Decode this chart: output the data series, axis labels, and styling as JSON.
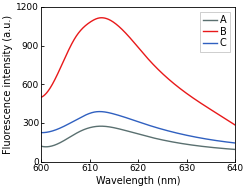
{
  "title": "",
  "xlabel": "Wavelength (nm)",
  "ylabel": "Fluorescence intensity (a.u.)",
  "xlim": [
    600,
    640
  ],
  "ylim": [
    0,
    1200
  ],
  "xticks": [
    600,
    610,
    620,
    630,
    640
  ],
  "yticks": [
    0,
    300,
    600,
    900,
    1200
  ],
  "series": {
    "A": {
      "color": "#5a7070",
      "x_pts": [
        600,
        605,
        608,
        612,
        616,
        622,
        630,
        640
      ],
      "y_pts": [
        120,
        170,
        235,
        275,
        255,
        195,
        135,
        95
      ]
    },
    "B": {
      "color": "#e8191a",
      "x_pts": [
        600,
        604,
        607,
        610,
        612,
        616,
        622,
        630,
        640
      ],
      "y_pts": [
        500,
        730,
        960,
        1080,
        1115,
        1050,
        800,
        530,
        285
      ]
    },
    "C": {
      "color": "#3060c0",
      "x_pts": [
        600,
        605,
        608,
        611,
        615,
        622,
        630,
        640
      ],
      "y_pts": [
        225,
        280,
        340,
        385,
        370,
        285,
        205,
        145
      ]
    }
  },
  "legend_loc": "upper right",
  "legend_fontsize": 7,
  "axis_fontsize": 7,
  "tick_fontsize": 6.5,
  "linewidth": 1.0,
  "figure_facecolor": "#ffffff",
  "axes_facecolor": "#ffffff",
  "figsize": [
    2.47,
    1.89
  ],
  "dpi": 100
}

---

Problem description: Copy out every line in the listing where the word "series" appears.

The result:
Decode this chart: output the data series, axis labels, and styling as JSON.
  "series": {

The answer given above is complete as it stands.